━━━ RECORDS TO USE ━━━

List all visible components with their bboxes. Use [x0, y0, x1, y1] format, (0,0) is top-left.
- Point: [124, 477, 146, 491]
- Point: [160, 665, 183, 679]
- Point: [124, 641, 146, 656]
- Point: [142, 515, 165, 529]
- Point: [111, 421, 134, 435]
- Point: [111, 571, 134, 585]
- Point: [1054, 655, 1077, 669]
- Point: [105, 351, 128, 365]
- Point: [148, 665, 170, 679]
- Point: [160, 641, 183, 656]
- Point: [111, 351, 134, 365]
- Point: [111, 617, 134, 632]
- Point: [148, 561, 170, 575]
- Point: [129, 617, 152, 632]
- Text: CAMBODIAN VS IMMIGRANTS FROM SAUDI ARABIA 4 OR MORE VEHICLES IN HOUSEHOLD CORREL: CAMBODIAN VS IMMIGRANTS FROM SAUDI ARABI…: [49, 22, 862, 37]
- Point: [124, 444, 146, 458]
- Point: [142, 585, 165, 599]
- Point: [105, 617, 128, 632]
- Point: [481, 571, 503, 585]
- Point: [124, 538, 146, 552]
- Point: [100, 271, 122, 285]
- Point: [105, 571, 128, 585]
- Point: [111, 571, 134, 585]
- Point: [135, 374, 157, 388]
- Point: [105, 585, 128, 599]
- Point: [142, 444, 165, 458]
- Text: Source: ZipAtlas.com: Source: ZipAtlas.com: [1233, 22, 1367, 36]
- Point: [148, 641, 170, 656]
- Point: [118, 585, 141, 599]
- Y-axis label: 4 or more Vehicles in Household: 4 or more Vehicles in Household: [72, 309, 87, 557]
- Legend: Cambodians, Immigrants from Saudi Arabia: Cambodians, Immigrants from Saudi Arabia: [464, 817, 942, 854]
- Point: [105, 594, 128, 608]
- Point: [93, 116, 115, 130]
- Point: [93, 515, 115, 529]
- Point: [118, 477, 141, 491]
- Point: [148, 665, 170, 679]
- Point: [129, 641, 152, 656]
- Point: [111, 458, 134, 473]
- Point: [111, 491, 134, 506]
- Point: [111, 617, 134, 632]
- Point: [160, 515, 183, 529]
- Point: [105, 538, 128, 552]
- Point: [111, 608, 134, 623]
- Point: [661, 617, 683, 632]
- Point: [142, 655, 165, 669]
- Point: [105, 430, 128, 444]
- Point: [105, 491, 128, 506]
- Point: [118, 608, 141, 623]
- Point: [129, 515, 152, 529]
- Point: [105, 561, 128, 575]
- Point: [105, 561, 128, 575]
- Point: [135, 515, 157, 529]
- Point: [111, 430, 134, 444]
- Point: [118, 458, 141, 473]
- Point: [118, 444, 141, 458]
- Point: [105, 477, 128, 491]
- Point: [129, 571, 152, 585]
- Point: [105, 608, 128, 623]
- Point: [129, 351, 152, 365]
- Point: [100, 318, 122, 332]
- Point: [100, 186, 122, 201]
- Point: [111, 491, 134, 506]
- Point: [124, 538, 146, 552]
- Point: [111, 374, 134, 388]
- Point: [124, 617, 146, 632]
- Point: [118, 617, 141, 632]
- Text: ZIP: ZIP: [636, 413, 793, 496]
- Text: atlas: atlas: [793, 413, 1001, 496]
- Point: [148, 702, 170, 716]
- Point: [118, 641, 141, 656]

━━━

- YOUR OBJECTIVE: Place the lines above into a JSON list of strings, with one string per line and any blank lines omitted.

- RESULT OF THE EXERCISE:
[
  "List all visible components with their bboxes. Use [x0, y0, x1, y1] format, (0,0) is top-left.",
  "- Point: [124, 477, 146, 491]",
  "- Point: [160, 665, 183, 679]",
  "- Point: [124, 641, 146, 656]",
  "- Point: [142, 515, 165, 529]",
  "- Point: [111, 421, 134, 435]",
  "- Point: [111, 571, 134, 585]",
  "- Point: [1054, 655, 1077, 669]",
  "- Point: [105, 351, 128, 365]",
  "- Point: [148, 665, 170, 679]",
  "- Point: [160, 641, 183, 656]",
  "- Point: [111, 351, 134, 365]",
  "- Point: [111, 617, 134, 632]",
  "- Point: [148, 561, 170, 575]",
  "- Point: [129, 617, 152, 632]",
  "- Text: CAMBODIAN VS IMMIGRANTS FROM SAUDI ARABIA 4 OR MORE VEHICLES IN HOUSEHOLD CORREL: CAMBODIAN VS IMMIGRANTS FROM SAUDI ARABI…: [49, 22, 862, 37]",
  "- Point: [124, 444, 146, 458]",
  "- Point: [142, 585, 165, 599]",
  "- Point: [105, 617, 128, 632]",
  "- Point: [481, 571, 503, 585]",
  "- Point: [124, 538, 146, 552]",
  "- Point: [100, 271, 122, 285]",
  "- Point: [105, 571, 128, 585]",
  "- Point: [111, 571, 134, 585]",
  "- Point: [135, 374, 157, 388]",
  "- Point: [105, 585, 128, 599]",
  "- Point: [142, 444, 165, 458]",
  "- Text: Source: ZipAtlas.com: Source: ZipAtlas.com: [1233, 22, 1367, 36]",
  "- Point: [148, 641, 170, 656]",
  "- Point: [118, 585, 141, 599]",
  "- Y-axis label: 4 or more Vehicles in Household: 4 or more Vehicles in Household: [72, 309, 87, 557]",
  "- Legend: Cambodians, Immigrants from Saudi Arabia: Cambodians, Immigrants from Saudi Arabia: [464, 817, 942, 854]",
  "- Point: [105, 594, 128, 608]",
  "- Point: [93, 116, 115, 130]",
  "- Point: [93, 515, 115, 529]",
  "- Point: [118, 477, 141, 491]",
  "- Point: [148, 665, 170, 679]",
  "- Point: [129, 641, 152, 656]",
  "- Point: [111, 458, 134, 473]",
  "- Point: [111, 491, 134, 506]",
  "- Point: [111, 617, 134, 632]",
  "- Point: [160, 515, 183, 529]",
  "- Point: [105, 538, 128, 552]",
  "- Point: [111, 608, 134, 623]",
  "- Point: [661, 617, 683, 632]",
  "- Point: [142, 655, 165, 669]",
  "- Point: [105, 430, 128, 444]",
  "- Point: [105, 491, 128, 506]",
  "- Point: [118, 608, 141, 623]",
  "- Point: [129, 515, 152, 529]",
  "- Point: [105, 561, 128, 575]",
  "- Point: [105, 561, 128, 575]",
  "- Point: [135, 515, 157, 529]",
  "- Point: [111, 430, 134, 444]",
  "- Point: [118, 458, 141, 473]",
  "- Point: [118, 444, 141, 458]",
  "- Point: [105, 477, 128, 491]",
  "- Point: [129, 571, 152, 585]",
  "- Point: [105, 608, 128, 623]",
  "- Point: [129, 351, 152, 365]",
  "- Point: [100, 318, 122, 332]",
  "- Point: [100, 186, 122, 201]",
  "- Point: [111, 491, 134, 506]",
  "- Point: [124, 538, 146, 552]",
  "- Point: [111, 374, 134, 388]",
  "- Point: [124, 617, 146, 632]",
  "- Point: [118, 617, 141, 632]",
  "- Text: ZIP: ZIP: [636, 413, 793, 496]",
  "- Text: atlas: atlas: [793, 413, 1001, 496]",
  "- Point: [148, 702, 170, 716]",
  "- Point: [118, 641, 141, 656]"
]